## EXERCISE
Write out each line of the material again, word for word.

Source records:

□ □ □ □ □

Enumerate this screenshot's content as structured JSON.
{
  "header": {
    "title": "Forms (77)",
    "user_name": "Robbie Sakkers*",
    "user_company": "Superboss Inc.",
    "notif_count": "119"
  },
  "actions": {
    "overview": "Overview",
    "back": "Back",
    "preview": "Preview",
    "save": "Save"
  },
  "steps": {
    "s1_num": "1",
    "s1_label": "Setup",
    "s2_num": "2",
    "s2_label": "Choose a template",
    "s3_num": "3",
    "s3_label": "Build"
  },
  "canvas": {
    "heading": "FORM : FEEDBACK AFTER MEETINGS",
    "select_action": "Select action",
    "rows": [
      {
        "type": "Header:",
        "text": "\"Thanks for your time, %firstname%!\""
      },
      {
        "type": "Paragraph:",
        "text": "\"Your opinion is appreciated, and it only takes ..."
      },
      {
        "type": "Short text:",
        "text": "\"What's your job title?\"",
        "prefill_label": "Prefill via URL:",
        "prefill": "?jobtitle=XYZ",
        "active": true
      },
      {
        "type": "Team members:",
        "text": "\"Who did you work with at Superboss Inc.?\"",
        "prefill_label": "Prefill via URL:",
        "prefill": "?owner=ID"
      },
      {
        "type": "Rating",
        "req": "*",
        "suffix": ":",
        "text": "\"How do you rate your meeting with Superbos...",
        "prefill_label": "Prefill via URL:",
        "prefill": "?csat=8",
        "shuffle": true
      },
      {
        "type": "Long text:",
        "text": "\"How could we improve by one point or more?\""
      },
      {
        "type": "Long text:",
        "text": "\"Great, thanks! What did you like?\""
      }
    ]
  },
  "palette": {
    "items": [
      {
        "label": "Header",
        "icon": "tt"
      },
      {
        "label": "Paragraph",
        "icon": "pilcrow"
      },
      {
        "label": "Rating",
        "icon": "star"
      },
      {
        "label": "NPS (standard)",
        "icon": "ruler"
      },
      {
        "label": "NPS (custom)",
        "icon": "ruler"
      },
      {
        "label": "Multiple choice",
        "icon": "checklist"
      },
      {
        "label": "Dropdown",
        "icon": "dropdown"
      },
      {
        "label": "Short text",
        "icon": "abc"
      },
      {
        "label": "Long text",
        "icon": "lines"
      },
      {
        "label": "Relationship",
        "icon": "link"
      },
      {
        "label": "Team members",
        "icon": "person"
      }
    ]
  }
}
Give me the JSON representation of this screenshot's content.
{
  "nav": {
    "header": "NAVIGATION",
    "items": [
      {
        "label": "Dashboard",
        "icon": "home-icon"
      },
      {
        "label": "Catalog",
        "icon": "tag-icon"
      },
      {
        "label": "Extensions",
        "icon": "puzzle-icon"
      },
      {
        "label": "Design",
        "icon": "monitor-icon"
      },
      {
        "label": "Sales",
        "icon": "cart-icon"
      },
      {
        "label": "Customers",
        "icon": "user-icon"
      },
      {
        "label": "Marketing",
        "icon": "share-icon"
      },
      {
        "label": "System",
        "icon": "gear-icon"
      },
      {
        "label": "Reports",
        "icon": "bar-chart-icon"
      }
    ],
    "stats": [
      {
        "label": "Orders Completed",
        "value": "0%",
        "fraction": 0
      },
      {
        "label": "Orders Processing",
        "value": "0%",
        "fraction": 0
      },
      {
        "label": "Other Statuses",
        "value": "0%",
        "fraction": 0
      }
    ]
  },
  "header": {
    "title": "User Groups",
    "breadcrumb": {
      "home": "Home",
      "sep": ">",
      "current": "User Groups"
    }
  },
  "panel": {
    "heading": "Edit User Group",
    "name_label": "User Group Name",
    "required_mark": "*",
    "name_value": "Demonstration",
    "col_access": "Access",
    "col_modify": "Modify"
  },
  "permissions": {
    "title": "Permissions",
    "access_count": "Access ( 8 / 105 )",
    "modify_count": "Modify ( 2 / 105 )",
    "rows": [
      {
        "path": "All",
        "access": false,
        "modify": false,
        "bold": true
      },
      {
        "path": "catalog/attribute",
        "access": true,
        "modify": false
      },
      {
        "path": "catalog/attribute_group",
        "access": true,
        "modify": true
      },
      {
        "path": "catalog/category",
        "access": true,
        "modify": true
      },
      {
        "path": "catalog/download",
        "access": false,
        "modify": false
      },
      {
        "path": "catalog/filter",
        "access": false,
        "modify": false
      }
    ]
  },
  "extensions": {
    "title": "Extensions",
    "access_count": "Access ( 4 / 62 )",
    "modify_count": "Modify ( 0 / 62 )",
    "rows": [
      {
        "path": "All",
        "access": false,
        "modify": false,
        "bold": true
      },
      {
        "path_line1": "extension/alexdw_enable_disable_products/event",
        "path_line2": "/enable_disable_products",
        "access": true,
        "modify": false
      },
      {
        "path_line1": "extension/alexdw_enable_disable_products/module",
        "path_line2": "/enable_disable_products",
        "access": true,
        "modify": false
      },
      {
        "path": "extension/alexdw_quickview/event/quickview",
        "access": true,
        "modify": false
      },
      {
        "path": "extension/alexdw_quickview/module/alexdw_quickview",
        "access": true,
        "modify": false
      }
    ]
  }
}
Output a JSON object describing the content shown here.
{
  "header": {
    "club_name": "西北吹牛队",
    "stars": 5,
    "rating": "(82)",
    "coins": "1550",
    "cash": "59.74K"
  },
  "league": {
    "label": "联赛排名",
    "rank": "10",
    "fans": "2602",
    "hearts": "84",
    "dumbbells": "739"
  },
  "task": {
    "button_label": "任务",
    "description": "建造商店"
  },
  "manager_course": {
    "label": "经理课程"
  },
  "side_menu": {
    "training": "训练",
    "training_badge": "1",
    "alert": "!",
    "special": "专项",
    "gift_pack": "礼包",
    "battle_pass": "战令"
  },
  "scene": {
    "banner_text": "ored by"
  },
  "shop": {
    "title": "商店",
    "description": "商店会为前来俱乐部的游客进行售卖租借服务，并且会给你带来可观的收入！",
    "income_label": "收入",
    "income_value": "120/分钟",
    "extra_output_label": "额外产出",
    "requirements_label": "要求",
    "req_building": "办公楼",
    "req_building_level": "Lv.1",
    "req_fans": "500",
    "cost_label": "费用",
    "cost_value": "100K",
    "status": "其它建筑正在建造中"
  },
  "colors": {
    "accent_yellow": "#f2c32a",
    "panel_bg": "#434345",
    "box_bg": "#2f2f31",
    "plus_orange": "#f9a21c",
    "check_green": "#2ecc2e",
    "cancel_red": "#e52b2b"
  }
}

□ □ □ □ □

## RIGHT ANSWER
Enumerate this screenshot's content as structured JSON.
{
  "header": {
    "title": "Forms (77)",
    "user_name": "Robbie Sakkers*",
    "user_company": "Superboss Inc.",
    "notif_count": "119"
  },
  "actions": {
    "overview": "Overview",
    "back": "Back",
    "preview": "Preview",
    "save": "Save"
  },
  "steps": {
    "s1_num": "1",
    "s1_label": "Setup",
    "s2_num": "2",
    "s2_label": "Choose a template",
    "s3_num": "3",
    "s3_label": "Build"
  },
  "canvas": {
    "heading": "FORM : FEEDBACK AFTER MEETINGS",
    "select_action": "Select action",
    "rows": [
      {
        "type": "Header:",
        "text": "\"Thanks for your time, %firstname%!\""
      },
      {
        "type": "Paragraph:",
        "text": "\"Your opinion is appreciated, and it only takes ..."
      },
      {
        "type": "Short text:",
        "text": "\"What's your job title?\"",
        "prefill_label": "Prefill via URL:",
        "prefill": "?jobtitle=XYZ",
        "active": true
      },
      {
        "type": "Team members:",
        "text": "\"Who did you work with at Superboss Inc.?\"",
        "prefill_label": "Prefill via URL:",
        "prefill": "?owner=ID"
      },
      {
        "type": "Rating",
        "req": "*",
        "suffix": ":",
        "text": "\"How do you rate your meeting with Superbos...",
        "prefill_label": "Prefill via URL:",
        "prefill": "?csat=8",
        "shuffle": true
      },
      {
        "type": "Long text:",
        "text": "\"How could we improve by one point or more?\""
      },
      {
        "type": "Long text:",
        "text": "\"Great, thanks! What did you like?\""
      }
    ]
  },
  "palette": {
    "items": [
      {
        "label": "Header",
        "icon": "tt"
      },
      {
        "label": "Paragraph",
        "icon": "pilcrow"
      },
      {
        "label": "Rating",
        "icon": "star"
      },
      {
        "label": "NPS (standard)",
        "icon": "ruler"
      },
      {
        "label": "NPS (custom)",
        "icon": "ruler"
      },
      {
        "label": "Multiple choice",
        "icon": "checklist"
      },
      {
        "label": "Dropdown",
        "icon": "dropdown"
      },
      {
        "label": "Short text",
        "icon": "abc"
      },
      {
        "label": "Long text",
        "icon": "lines"
      },
      {
        "label": "Relationship",
        "icon": "link"
      },
      {
        "label": "Team members",
        "icon": "person"
      }
    ]
  }
}
Give me the JSON representation of this screenshot's content.
{
  "nav": {
    "header": "NAVIGATION",
    "items": [
      {
        "label": "Dashboard",
        "icon": "home-icon"
      },
      {
        "label": "Catalog",
        "icon": "tag-icon"
      },
      {
        "label": "Extensions",
        "icon": "puzzle-icon"
      },
      {
        "label": "Design",
        "icon": "monitor-icon"
      },
      {
        "label": "Sales",
        "icon": "cart-icon"
      },
      {
        "label": "Customers",
        "icon": "user-icon"
      },
      {
        "label": "Marketing",
        "icon": "share-icon"
      },
      {
        "label": "System",
        "icon": "gear-icon"
      },
      {
        "label": "Reports",
        "icon": "bar-chart-icon"
      }
    ],
    "stats": [
      {
        "label": "Orders Completed",
        "value": "0%",
        "fraction": 0
      },
      {
        "label": "Orders Processing",
        "value": "0%",
        "fraction": 0
      },
      {
        "label": "Other Statuses",
        "value": "0%",
        "fraction": 0
      }
    ]
  },
  "header": {
    "title": "User Groups",
    "breadcrumb": {
      "home": "Home",
      "sep": ">",
      "current": "User Groups"
    }
  },
  "panel": {
    "heading": "Edit User Group",
    "name_label": "User Group Name",
    "required_mark": "*",
    "name_value": "Demonstration",
    "col_access": "Access",
    "col_modify": "Modify"
  },
  "permissions": {
    "title": "Permissions",
    "access_count": "Access ( 8 / 105 )",
    "modify_count": "Modify ( 2 / 105 )",
    "rows": [
      {
        "path": "All",
        "access": false,
        "modify": false,
        "bold": true
      },
      {
        "path": "catalog/attribute",
        "access": true,
        "modify": false
      },
      {
        "path": "catalog/attribute_group",
        "access": true,
        "modify": true
      },
      {
        "path": "catalog/category",
        "access": true,
        "modify": true
      },
      {
        "path": "catalog/download",
        "access": false,
        "modify": false
      },
      {
        "path": "catalog/filter",
        "access": false,
        "modify": false
      }
    ]
  },
  "extensions": {
    "title": "Extensions",
    "access_count": "Access ( 4 / 62 )",
    "modify_count": "Modify ( 0 / 62 )",
    "rows": [
      {
        "path": "All",
        "access": false,
        "modify": false,
        "bold": true
      },
      {
        "path_line1": "extension/alexdw_enable_disable_products/event",
        "path_line2": "/enable_disable_products",
        "access": true,
        "modify": false
      },
      {
        "path_line1": "extension/alexdw_enable_disable_products/module",
        "path_line2": "/enable_disable_products",
        "access": true,
        "modify": false
      },
      {
        "path": "extension/alexdw_quickview/event/quickview",
        "access": true,
        "modify": false
      },
      {
        "path": "extension/alexdw_quickview/module/alexdw_quickview",
        "access": true,
        "modify": false
      }
    ]
  }
}
Output a JSON object describing the content shown here.
{
  "header": {
    "club_name": "西北吹牛队",
    "stars": 5,
    "rating": "(82)",
    "coins": "1550",
    "cash": "59.74K"
  },
  "league": {
    "label": "联赛排名",
    "rank": "10",
    "fans": "2602",
    "hearts": "84",
    "dumbbells": "739"
  },
  "task": {
    "button_label": "任务",
    "description": "建造商店"
  },
  "manager_course": {
    "label": "经理课程"
  },
  "side_menu": {
    "training": "训练",
    "training_badge": "1",
    "alert": "!",
    "special": "专项",
    "gift_pack": "礼包",
    "battle_pass": "战令"
  },
  "scene": {
    "banner_text": "ored by"
  },
  "shop": {
    "title": "商店",
    "description": "商店会为前来俱乐部的游客进行售卖租借服务，并且会给你带来可观的收入！",
    "income_label": "收入",
    "income_value": "120/分钟",
    "extra_output_label": "额外产出",
    "requirements_label": "要求",
    "req_building": "办公楼",
    "req_building_level": "Lv.1",
    "req_fans": "500",
    "cost_label": "费用",
    "cost_value": "100K",
    "status": "其它建筑正在建造中"
  },
  "colors": {
    "accent_yellow": "#f2c32a",
    "panel_bg": "#434345",
    "box_bg": "#2f2f31",
    "plus_orange": "#f9a21c",
    "check_green": "#2ecc2e",
    "cancel_red": "#e52b2b"
  }
}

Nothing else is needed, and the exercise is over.